Quote, verbatim, all material below, without pictures.

++++ Data provided ++++

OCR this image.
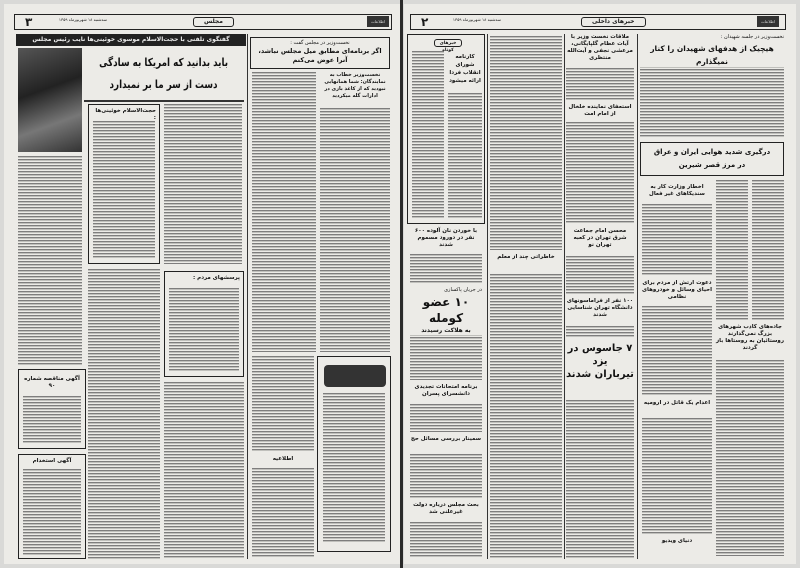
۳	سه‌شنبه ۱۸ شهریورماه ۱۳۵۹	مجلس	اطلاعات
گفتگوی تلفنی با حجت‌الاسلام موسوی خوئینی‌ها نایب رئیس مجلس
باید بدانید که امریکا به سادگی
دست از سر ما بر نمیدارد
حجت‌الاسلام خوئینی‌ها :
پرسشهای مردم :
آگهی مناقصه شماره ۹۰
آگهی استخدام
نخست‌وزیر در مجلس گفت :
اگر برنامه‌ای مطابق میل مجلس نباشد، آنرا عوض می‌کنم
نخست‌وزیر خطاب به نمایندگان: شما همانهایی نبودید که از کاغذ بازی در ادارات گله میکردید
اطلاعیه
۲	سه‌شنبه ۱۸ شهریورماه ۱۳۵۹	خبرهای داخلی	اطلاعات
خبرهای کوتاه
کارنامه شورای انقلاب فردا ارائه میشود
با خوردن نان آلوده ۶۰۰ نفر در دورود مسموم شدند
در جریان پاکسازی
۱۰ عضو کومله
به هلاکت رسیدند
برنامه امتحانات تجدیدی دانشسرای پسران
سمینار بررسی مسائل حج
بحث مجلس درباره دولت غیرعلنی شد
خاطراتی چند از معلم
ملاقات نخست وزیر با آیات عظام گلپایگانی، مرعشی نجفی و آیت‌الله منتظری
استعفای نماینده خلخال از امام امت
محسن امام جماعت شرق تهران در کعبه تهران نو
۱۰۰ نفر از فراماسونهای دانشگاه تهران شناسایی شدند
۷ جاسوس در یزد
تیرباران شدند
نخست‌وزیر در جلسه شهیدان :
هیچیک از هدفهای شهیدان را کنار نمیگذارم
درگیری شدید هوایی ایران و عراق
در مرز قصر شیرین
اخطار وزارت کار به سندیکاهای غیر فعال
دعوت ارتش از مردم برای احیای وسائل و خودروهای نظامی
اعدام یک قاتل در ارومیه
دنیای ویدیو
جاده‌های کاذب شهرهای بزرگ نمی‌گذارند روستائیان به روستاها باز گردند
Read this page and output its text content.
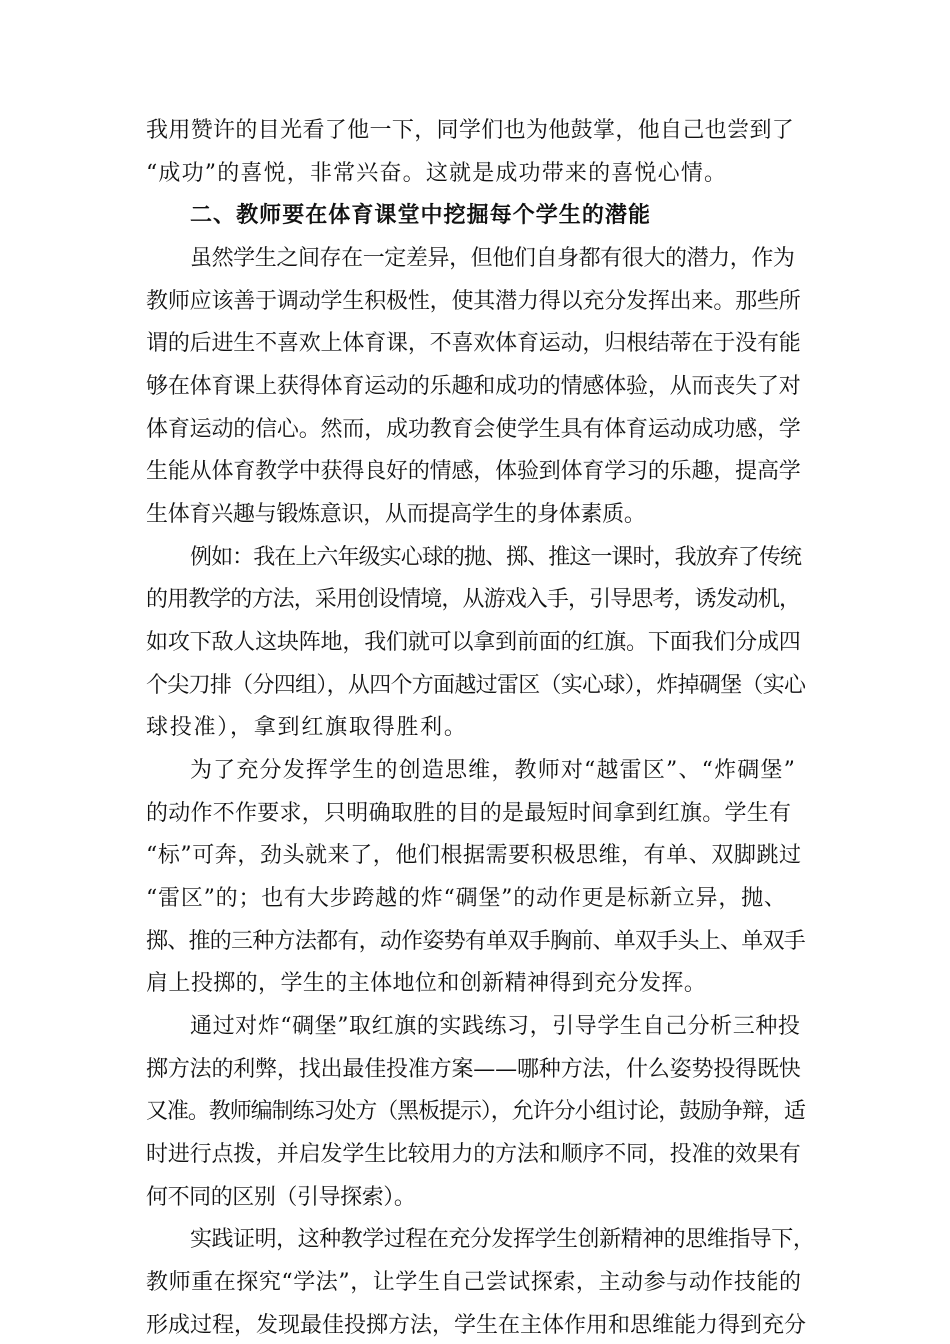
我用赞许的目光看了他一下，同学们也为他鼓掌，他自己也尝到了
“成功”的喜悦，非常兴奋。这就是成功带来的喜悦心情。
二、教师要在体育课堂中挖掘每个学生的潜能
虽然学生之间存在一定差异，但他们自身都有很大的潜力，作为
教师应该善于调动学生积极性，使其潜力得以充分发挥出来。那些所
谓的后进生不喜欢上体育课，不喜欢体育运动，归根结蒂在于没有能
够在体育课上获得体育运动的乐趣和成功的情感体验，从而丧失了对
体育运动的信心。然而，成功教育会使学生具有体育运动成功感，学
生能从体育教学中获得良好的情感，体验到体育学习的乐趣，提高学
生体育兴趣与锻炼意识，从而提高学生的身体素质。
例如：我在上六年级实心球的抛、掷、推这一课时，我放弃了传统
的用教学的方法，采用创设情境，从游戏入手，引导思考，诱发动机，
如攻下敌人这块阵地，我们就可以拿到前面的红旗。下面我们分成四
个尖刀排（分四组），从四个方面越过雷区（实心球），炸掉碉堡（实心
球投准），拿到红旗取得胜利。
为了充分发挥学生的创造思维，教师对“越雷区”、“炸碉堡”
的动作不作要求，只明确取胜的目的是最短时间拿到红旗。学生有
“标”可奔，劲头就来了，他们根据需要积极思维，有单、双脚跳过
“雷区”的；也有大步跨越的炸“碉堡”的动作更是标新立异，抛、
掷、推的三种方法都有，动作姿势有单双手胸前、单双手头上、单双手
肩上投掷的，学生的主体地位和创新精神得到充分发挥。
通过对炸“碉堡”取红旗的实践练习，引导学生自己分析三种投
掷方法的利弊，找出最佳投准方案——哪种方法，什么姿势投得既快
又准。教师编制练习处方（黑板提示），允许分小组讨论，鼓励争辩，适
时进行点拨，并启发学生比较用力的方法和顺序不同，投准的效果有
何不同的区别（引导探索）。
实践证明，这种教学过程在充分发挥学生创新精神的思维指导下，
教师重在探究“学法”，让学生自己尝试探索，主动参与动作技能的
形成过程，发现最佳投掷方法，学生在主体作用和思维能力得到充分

++++

— Output below —
OCR this image.
۳	سه‌شنبه ۱۸ شهریورماه ۱۳۵۹	مجلس	اطلاعات
گفتگوی تلفنی با حجت‌الاسلام موسوی خوئینی‌ها نایب رئیس مجلس
باید بدانید که امریکا به سادگی
دست از سر ما بر نمیدارد
حجت‌الاسلام خوئینی‌ها :
پرسشهای مردم :
آگهی مناقصه شماره ۹۰
آگهی استخدام
نخست‌وزیر در مجلس گفت :
اگر برنامه‌ای مطابق میل مجلس نباشد، آنرا عوض می‌کنم
نخست‌وزیر خطاب به نمایندگان: شما همانهایی نبودید که از کاغذ بازی در ادارات گله میکردید
اطلاعیه
۲	سه‌شنبه ۱۸ شهریورماه ۱۳۵۹	خبرهای داخلی	اطلاعات
خبرهای کوتاه
کارنامه شورای انقلاب فردا ارائه میشود
با خوردن نان آلوده ۶۰۰ نفر در دورود مسموم شدند
در جریان پاکسازی
۱۰ عضو کومله
به هلاکت رسیدند
برنامه امتحانات تجدیدی دانشسرای پسران
سمینار بررسی مسائل حج
بحث مجلس درباره دولت غیرعلنی شد
خاطراتی چند از معلم
ملاقات نخست وزیر با آیات عظام گلپایگانی، مرعشی نجفی و آیت‌الله منتظری
استعفای نماینده خلخال از امام امت
محسن امام جماعت شرق تهران در کعبه تهران نو
۱۰۰ نفر از فراماسونهای دانشگاه تهران شناسایی شدند
۷ جاسوس در یزد
تیرباران شدند
نخست‌وزیر در جلسه شهیدان :
هیچیک از هدفهای شهیدان را کنار نمیگذارم
درگیری شدید هوایی ایران و عراق
در مرز قصر شیرین
اخطار وزارت کار به سندیکاهای غیر فعال
دعوت ارتش از مردم برای احیای وسائل و خودروهای نظامی
اعدام یک قاتل در ارومیه
دنیای ویدیو
جاده‌های کاذب شهرهای بزرگ نمی‌گذارند روستائیان به روستاها باز گردند
Read this page and output its text content.
我用赞许的目光看了他一下，同学们也为他鼓掌，他自己也尝到了
“成功”的喜悦，非常兴奋。这就是成功带来的喜悦心情。
二、教师要在体育课堂中挖掘每个学生的潜能
虽然学生之间存在一定差异，但他们自身都有很大的潜力，作为
教师应该善于调动学生积极性，使其潜力得以充分发挥出来。那些所
谓的后进生不喜欢上体育课，不喜欢体育运动，归根结蒂在于没有能
够在体育课上获得体育运动的乐趣和成功的情感体验，从而丧失了对
体育运动的信心。然而，成功教育会使学生具有体育运动成功感，学
生能从体育教学中获得良好的情感，体验到体育学习的乐趣，提高学
生体育兴趣与锻炼意识，从而提高学生的身体素质。
例如：我在上六年级实心球的抛、掷、推这一课时，我放弃了传统
的用教学的方法，采用创设情境，从游戏入手，引导思考，诱发动机，
如攻下敌人这块阵地，我们就可以拿到前面的红旗。下面我们分成四
个尖刀排（分四组），从四个方面越过雷区（实心球），炸掉碉堡（实心
球投准），拿到红旗取得胜利。
为了充分发挥学生的创造思维，教师对“越雷区”、“炸碉堡”
的动作不作要求，只明确取胜的目的是最短时间拿到红旗。学生有
“标”可奔，劲头就来了，他们根据需要积极思维，有单、双脚跳过
“雷区”的；也有大步跨越的炸“碉堡”的动作更是标新立异，抛、
掷、推的三种方法都有，动作姿势有单双手胸前、单双手头上、单双手
肩上投掷的，学生的主体地位和创新精神得到充分发挥。
通过对炸“碉堡”取红旗的实践练习，引导学生自己分析三种投
掷方法的利弊，找出最佳投准方案——哪种方法，什么姿势投得既快
又准。教师编制练习处方（黑板提示），允许分小组讨论，鼓励争辩，适
时进行点拨，并启发学生比较用力的方法和顺序不同，投准的效果有
何不同的区别（引导探索）。
实践证明，这种教学过程在充分发挥学生创新精神的思维指导下，
教师重在探究“学法”，让学生自己尝试探索，主动参与动作技能的
形成过程，发现最佳投掷方法，学生在主体作用和思维能力得到充分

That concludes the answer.